-- start of Selected excerpt --
Observability

Service Mesh includes various observability features including metrics and logging.

Metrics

By installing Service Mesh, you gain Observability features that collect telemetry data throughout the mesh and your application. Both inbound and outbound traffic now flow through Service Mesh proxies. Key operating statistics like latency, failures, and requests are now collected.

What Metrics does Service Mesh Emit?

Service Mesh utilizes Envoy as the proxy technology. Envoy emits many statistics depending on configuration. Generally the statistics fall into three categories:

  • Downstream: Downstream statistics relate to incoming connections/requests that are coming into the proxy.

  • Upstream: Upstream statistics relate to outgoing connections/requests that are made from the proxy.

  • Server: Server statistics describe how the Envoy instance is working. Statistics like server uptime or amount of allocated memory are categorized here.
-- end of Selected excerpt --
__Task 1__
In the Service Mesh observability text, rewrite the paragraph beginning "By installing Service Mesh" as a short bulleted list that keeps its main facts.
-- start of Given information --
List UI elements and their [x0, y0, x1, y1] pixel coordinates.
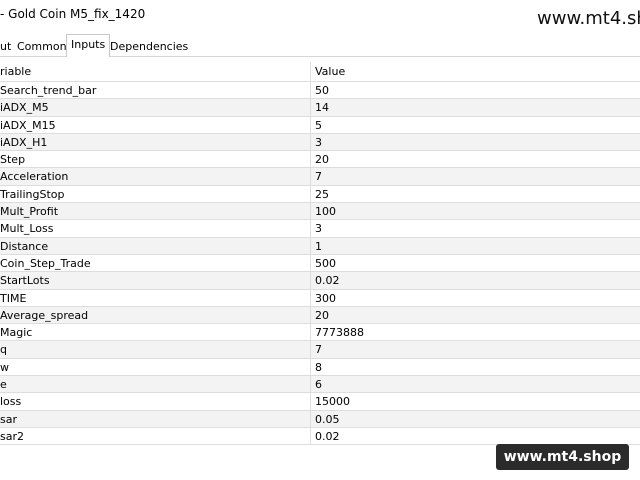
variable-name: e: [0, 378, 7, 392]
table-row[interactable]: Mult_Loss 3: [0, 220, 640, 238]
column-header-variable[interactable]: riable: [0, 62, 310, 81]
table-row[interactable]: loss 15000: [0, 393, 640, 411]
inputs-table: riable Value Search_trend_bar 50 iADX_M5 14…: [0, 62, 640, 446]
tab-bar: ut Common Inputs Dependencies: [0, 34, 640, 57]
tab-inputs[interactable]: Inputs: [66, 34, 111, 57]
variable-name: Average_spread: [0, 308, 89, 322]
table-row[interactable]: e6: [0, 376, 640, 394]
table-row[interactable]: iADX_M5 14: [0, 99, 640, 117]
column-header-value[interactable]: Value: [310, 62, 640, 81]
tab-partial[interactable]: ut: [0, 37, 11, 56]
table-row[interactable]: Search_trend_bar 50: [0, 82, 640, 100]
variable-value[interactable]: 100: [310, 203, 640, 220]
variable-value[interactable]: 300: [310, 289, 640, 306]
variable-value[interactable]: 14: [310, 99, 640, 116]
variable-name: Distance: [0, 239, 49, 253]
table-row[interactable]: StartLots 0.02: [0, 272, 640, 290]
variable-name: Mult_Loss: [0, 222, 54, 236]
table-row[interactable]: Mult_Profit 100: [0, 203, 640, 221]
variable-value[interactable]: 25: [310, 185, 640, 203]
variable-value[interactable]: 500: [310, 254, 640, 272]
tab-dependencies[interactable]: Dependencies: [110, 37, 188, 56]
table-row[interactable]: Distance 1: [0, 237, 640, 255]
variable-value[interactable]: 7773888: [310, 324, 640, 341]
table-row[interactable]: Acceleration 7: [0, 168, 640, 186]
variable-name: Magic: [0, 326, 33, 340]
table-row[interactable]: w8: [0, 358, 640, 377]
variable-value[interactable]: 50: [310, 82, 640, 99]
variable-value[interactable]: 8: [310, 358, 640, 376]
variable-name: sar: [0, 412, 17, 426]
table-row[interactable]: TIME 300: [0, 289, 640, 307]
variable-name: sar2: [0, 429, 24, 443]
variable-name: Search_trend_bar: [0, 84, 97, 97]
variable-name: StartLots: [0, 274, 50, 288]
variable-name: Step: [0, 153, 26, 167]
table-row[interactable]: Magic 7773888: [0, 324, 640, 342]
variable-name: Coin_Step_Trade: [0, 256, 91, 270]
variable-name: iADX_M5: [0, 101, 49, 115]
variable-name: Acceleration: [0, 170, 69, 184]
table-row[interactable]: TrailingStop 25: [0, 185, 640, 204]
variable-value[interactable]: 15000: [310, 393, 640, 410]
variable-value[interactable]: 0.05: [310, 410, 640, 427]
variable-name: iADX_H1: [0, 135, 48, 149]
variable-value[interactable]: 3: [310, 133, 640, 151]
variable-value[interactable]: 0.02: [310, 272, 640, 289]
window-title: - Gold Coin M5_fix_1420: [0, 7, 146, 21]
variable-value[interactable]: 6: [310, 376, 640, 393]
variable-value[interactable]: 7: [310, 341, 640, 358]
variable-value[interactable]: 5: [310, 116, 640, 133]
variable-name: q: [0, 343, 7, 357]
variable-name: w: [0, 360, 9, 374]
variable-name: loss: [0, 395, 22, 409]
variable-value[interactable]: 20: [310, 306, 640, 324]
watermark-text: www.mt4.sh: [537, 8, 640, 29]
table-row[interactable]: Coin_Step_Trade 500: [0, 254, 640, 273]
variable-value[interactable]: 0.02: [310, 427, 640, 445]
variable-name: TIME: [0, 291, 27, 305]
table-header: riable Value: [0, 62, 640, 82]
tab-common[interactable]: Common: [17, 37, 67, 56]
table-row[interactable]: Average_spread 20: [0, 306, 640, 325]
table-row[interactable]: Step 20: [0, 151, 640, 169]
variable-name: iADX_M15: [0, 118, 56, 132]
variable-value[interactable]: 7: [310, 168, 640, 185]
table-row[interactable]: sar 0.05: [0, 410, 640, 428]
variable-value[interactable]: 1: [310, 237, 640, 254]
variable-value[interactable]: 20: [310, 151, 640, 168]
watermark-badge: www.mt4.shop: [496, 444, 629, 470]
variable-name: Mult_Profit: [0, 205, 59, 219]
table-row[interactable]: sar2 0.02: [0, 427, 640, 446]
table-row[interactable]: iADX_H1 3: [0, 133, 640, 152]
table-row[interactable]: q7: [0, 341, 640, 359]
table-row[interactable]: iADX_M15 5: [0, 116, 640, 134]
title-bar: - Gold Coin M5_fix_1420 www.mt4.sh: [0, 0, 640, 34]
variable-value[interactable]: 3: [310, 220, 640, 237]
variable-name: TrailingStop: [0, 187, 65, 201]
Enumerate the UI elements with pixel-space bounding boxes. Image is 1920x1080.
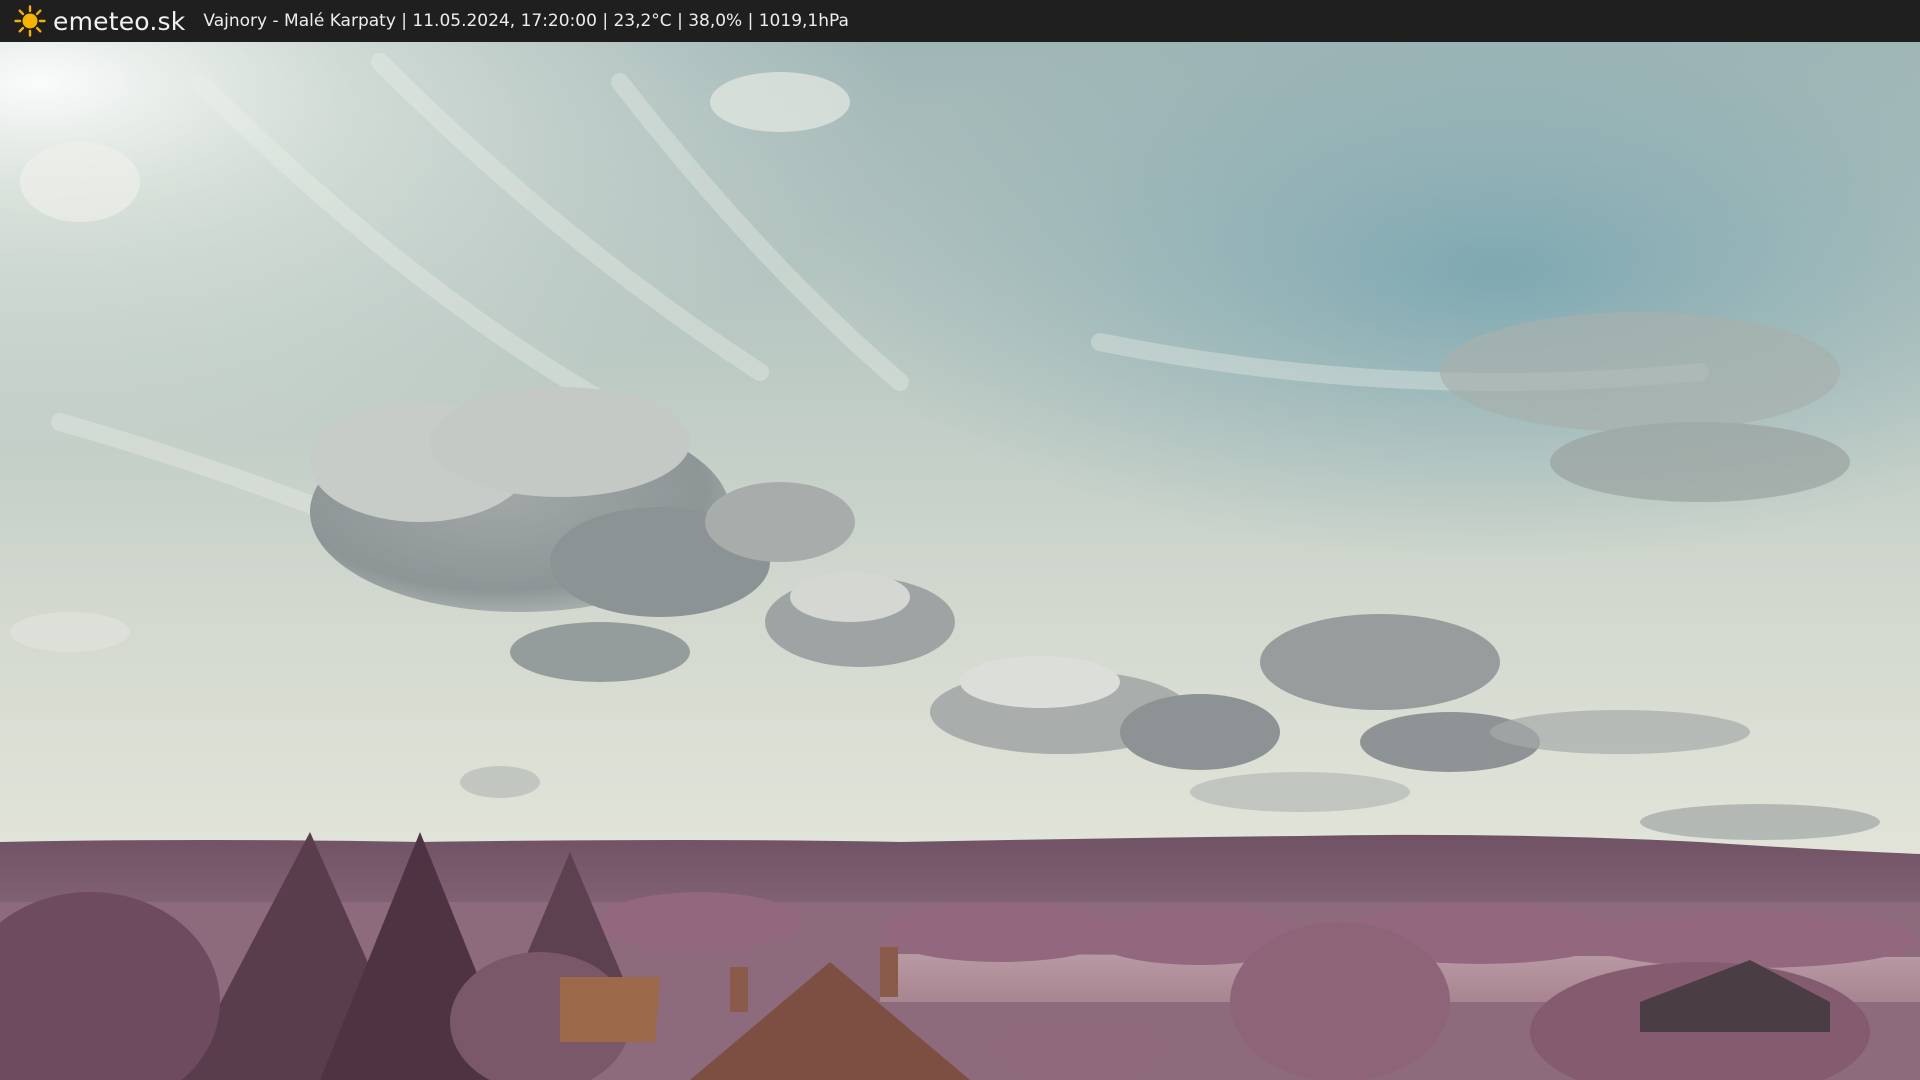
- header-bar: emeteo.sk Vajnory - Malé Karpaty | 11.05…: [0, 0, 1920, 42]
- site-logo-text: emeteo.sk: [53, 6, 186, 36]
- webcam-page: emeteo.sk Vajnory - Malé Karpaty | 11.05…: [0, 0, 1920, 1080]
- sun-icon: [13, 4, 47, 38]
- station-caption: Vajnory - Malé Karpaty | 11.05.2024, 17:…: [203, 11, 849, 31]
- webcam-image: [0, 42, 1920, 1080]
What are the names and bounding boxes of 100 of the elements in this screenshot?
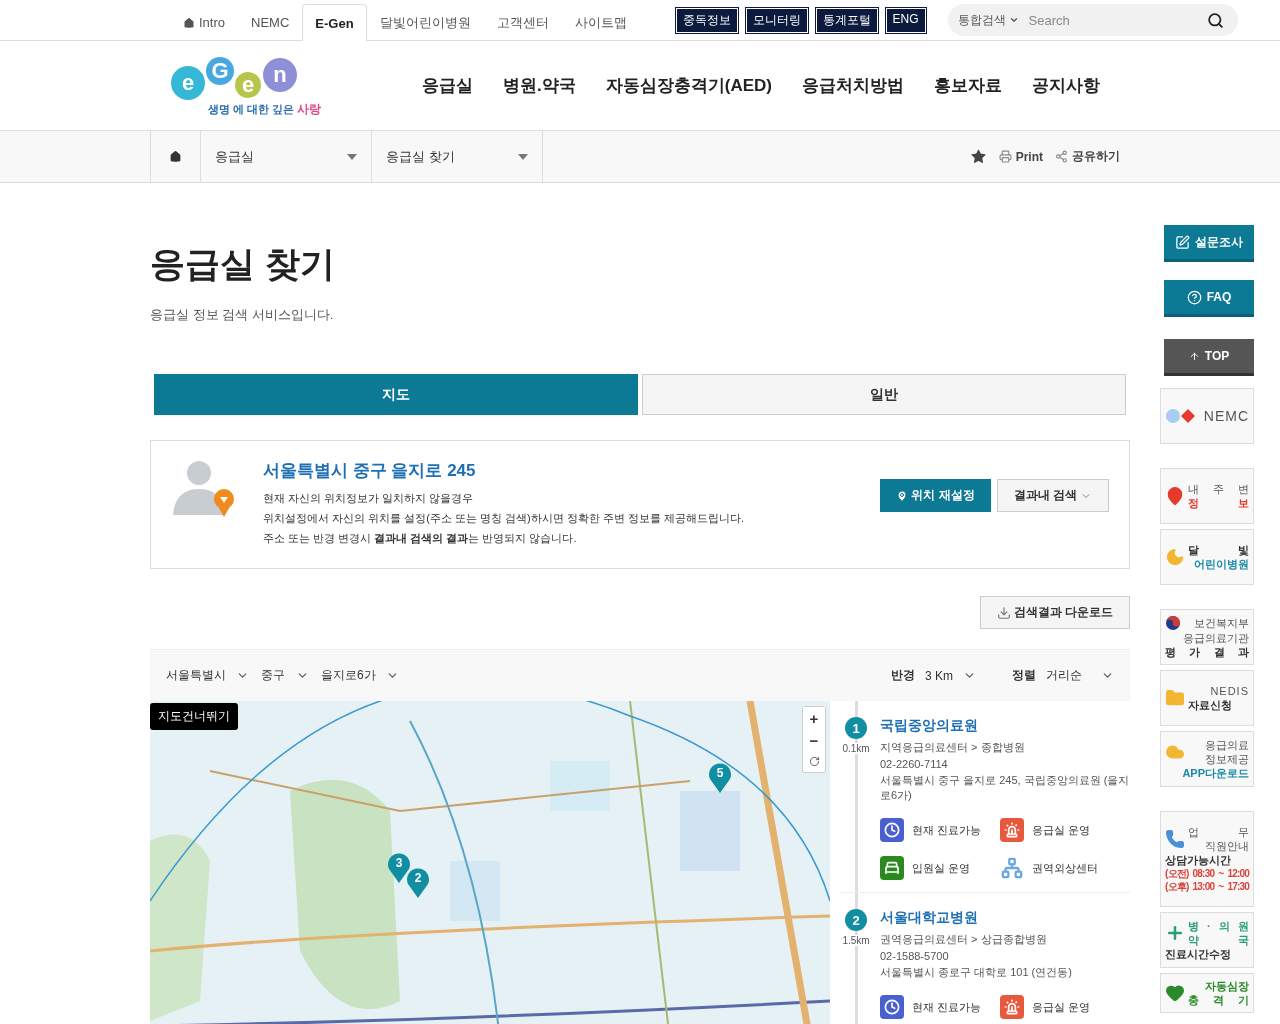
caret-icon	[1008, 15, 1019, 25]
banner-text: NEMC	[1202, 406, 1249, 426]
breadcrumb-dropdown[interactable]: 응급실 찾기	[372, 131, 543, 182]
survey-button[interactable]: 설문조사	[1164, 225, 1254, 262]
print-link[interactable]: Print	[998, 149, 1043, 164]
site-link[interactable]: 중독정보	[675, 7, 738, 33]
quick-link-banner[interactable]: 달 빛 어린이병원	[1160, 529, 1254, 585]
top-nav-link[interactable]: E-Gen	[302, 4, 367, 41]
banner-text: 응급의료기관	[1182, 630, 1249, 645]
banner-text: 어린이병원	[1193, 557, 1249, 572]
hospital-category: 권역응급의료센터 > 상급종합병원	[880, 932, 1048, 947]
banner-text: (오전) 08:30 ~ 12:00	[1165, 867, 1249, 881]
hospital-phone: 02-1588-5700	[880, 950, 950, 962]
banner-text: 달 빛	[1188, 542, 1249, 557]
marker-pin-icon	[387, 851, 411, 883]
marker-pin-icon	[406, 866, 430, 898]
main-menu-item[interactable]: 자동심장충격기(AED)	[605, 74, 772, 97]
hospital-address: 서울특별시 중구 을지로 245, 국립중앙의료원 (을지로6가)	[880, 773, 1130, 803]
skip-map-link[interactable]: 지도건너뛰기	[150, 703, 238, 730]
banner-text: (오후) 13:00 ~ 17:30	[1165, 880, 1249, 894]
site-link[interactable]: 통계포털	[815, 7, 878, 33]
siren-icon	[1000, 995, 1024, 1019]
share-icon	[1055, 150, 1068, 163]
caret-icon	[518, 153, 528, 160]
share-link[interactable]: 공유하기	[1055, 148, 1120, 165]
quick-link-banner[interactable]: 병 · 의 원 약 국 진료시간수정	[1160, 912, 1254, 968]
banner-text: 약 국	[1188, 932, 1249, 948]
map-pin-icon	[1165, 486, 1185, 506]
page-title: 응급실 찾기	[150, 243, 336, 285]
home-icon	[183, 16, 195, 29]
banner-text: 정보제공	[1204, 751, 1249, 767]
quick-link-banner[interactable]: 내 주 변 정 보	[1160, 468, 1254, 524]
reset-icon[interactable]	[808, 756, 820, 767]
bed-icon	[880, 856, 904, 880]
location-note: 주소 또는 반경 변경시 결과내 검색의 결과는 반영되지 않습니다.	[263, 531, 578, 546]
main-menu-item[interactable]: 홍보자료	[934, 74, 1002, 97]
clock-icon	[880, 818, 904, 842]
quick-link-banner[interactable]: 업 무 직원안내 상담가능시간 (오전) 08:30 ~ 12:00 (오후) 13:00 ~ 17:30	[1160, 811, 1254, 907]
phone-icon	[1165, 828, 1185, 849]
breadcrumb-dropdown[interactable]: 응급실	[201, 131, 372, 182]
download-button[interactable]: 검색결과 다운로드	[979, 596, 1130, 629]
banner-text: 정 보	[1188, 496, 1249, 511]
quick-link-banner[interactable]: 응급의료 정보제공 APP다운로드	[1160, 731, 1254, 787]
banner-text: 진료시간수정	[1165, 947, 1232, 962]
search-field[interactable]: 통합검색 Search	[947, 4, 1238, 36]
quick-link-banner[interactable]: 자동심장 충 격 기	[1160, 973, 1254, 1013]
radius-label: 반경	[891, 667, 915, 684]
hospital-name[interactable]: 서울대학교병원	[880, 909, 1130, 927]
map-marker[interactable]: 5	[708, 761, 732, 793]
main-menu-item[interactable]: 병원.약국	[503, 74, 576, 97]
siren-icon	[1000, 818, 1024, 842]
emblem-icon	[1165, 614, 1181, 631]
banner-text: 상담가능시간	[1165, 853, 1232, 868]
help-icon	[1186, 289, 1202, 305]
region-dropdown[interactable]: 중구	[255, 667, 315, 684]
search-icon[interactable]	[1206, 11, 1224, 29]
home-link[interactable]	[150, 131, 201, 182]
star-icon[interactable]	[969, 148, 987, 165]
search-results-button[interactable]: 결과내 검색	[996, 479, 1109, 512]
heart-icon	[1165, 983, 1185, 1003]
radius-dropdown[interactable]: 3 Km	[919, 668, 982, 683]
view-tab[interactable]: 지도	[154, 374, 638, 415]
region-dropdown[interactable]: 서울특별시	[160, 667, 255, 684]
map-marker[interactable]: 2	[406, 866, 430, 898]
service-label: 입원실 운영	[912, 860, 971, 876]
main-menu-item[interactable]: 응급처치방법	[802, 74, 904, 97]
service-label: 응급실 운영	[1032, 822, 1091, 838]
search-scope-dropdown[interactable]: 통합검색	[957, 11, 1019, 29]
service-label: 현재 진료가능	[912, 822, 982, 838]
arrow-up-icon	[1188, 350, 1200, 362]
banner-text: NEDIS	[1209, 683, 1249, 698]
user-location-icon	[171, 459, 235, 519]
view-tab[interactable]: 일반	[642, 374, 1126, 415]
banner-text: 응급의료	[1204, 737, 1249, 752]
quick-link-banner[interactable]: NEDIS 자료신청	[1160, 670, 1254, 726]
region-dropdown[interactable]: 을지로6가	[315, 667, 405, 684]
banner-text: 평 가 결 과	[1165, 645, 1249, 660]
site-link[interactable]: ENG	[885, 7, 926, 33]
reset-location-button[interactable]: 위치 재설정	[880, 479, 991, 512]
banner-text: 병 · 의 원	[1188, 918, 1249, 933]
map-marker[interactable]: 3	[387, 851, 411, 883]
site-link[interactable]: 모니터링	[745, 7, 808, 33]
location-note: 현재 자신의 위치정보가 일치하지 않을경우	[263, 491, 475, 506]
distance: 0.1km	[842, 743, 870, 754]
folder-icon	[1165, 688, 1185, 708]
main-menu-item[interactable]: 응급실	[422, 74, 474, 97]
hospital-name[interactable]: 국립중앙의료원	[880, 717, 1130, 735]
banner-text: 충 격 기	[1188, 993, 1249, 1008]
banner-text: 자료신청	[1188, 698, 1233, 713]
banner-text: 업 무	[1188, 824, 1249, 839]
download-icon	[996, 605, 1011, 620]
current-address: 서울특별시 중구 을지로 245	[263, 460, 477, 482]
main-menu-item[interactable]: 공지사항	[1032, 74, 1100, 97]
quick-link-banner[interactable]: NEMC	[1160, 388, 1254, 444]
hospital-phone: 02-2260-7114	[880, 758, 949, 770]
edit-icon	[1175, 234, 1190, 250]
sort-dropdown[interactable]: 거리순	[1040, 667, 1120, 684]
quick-link-banner[interactable]: 보건복지부 응급의료기관 평 가 결 과	[1160, 609, 1254, 665]
top-button[interactable]: TOP	[1164, 339, 1254, 376]
faq-button[interactable]: FAQ	[1164, 280, 1254, 317]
-- end of Given information --
__Task 2__
From the records, copy out the lines from the one holding "- header-bar: emeteo.sk" through the one holding "What are the", inclusive.

__Written reply 1__
- Installing Service Mesh adds observability features that collect telemetry data across the mesh and the application.
- Inbound and outbound traffic flows through Service Mesh proxies.
- Key operating statistics, such as latency, failures, and requests, are collected.

__Written reply 2__
- header-bar: emeteo.sk Vajnory - Malé Karpaty | 11.05…: [0, 0, 1920, 42]
- site-logo-text: emeteo.sk: [53, 6, 186, 36]
- webcam-page: emeteo.sk Vajnory - Malé Karpaty | 11.05…: [0, 0, 1920, 1080]
- sun-icon: [13, 4, 47, 38]
- station-caption: Vajnory - Malé Karpaty | 11.05.2024, 17:…: [203, 11, 849, 31]
- webcam-image: [0, 42, 1920, 1080]
What are the names and bounding boxes of 100 of the elements in this screenshot?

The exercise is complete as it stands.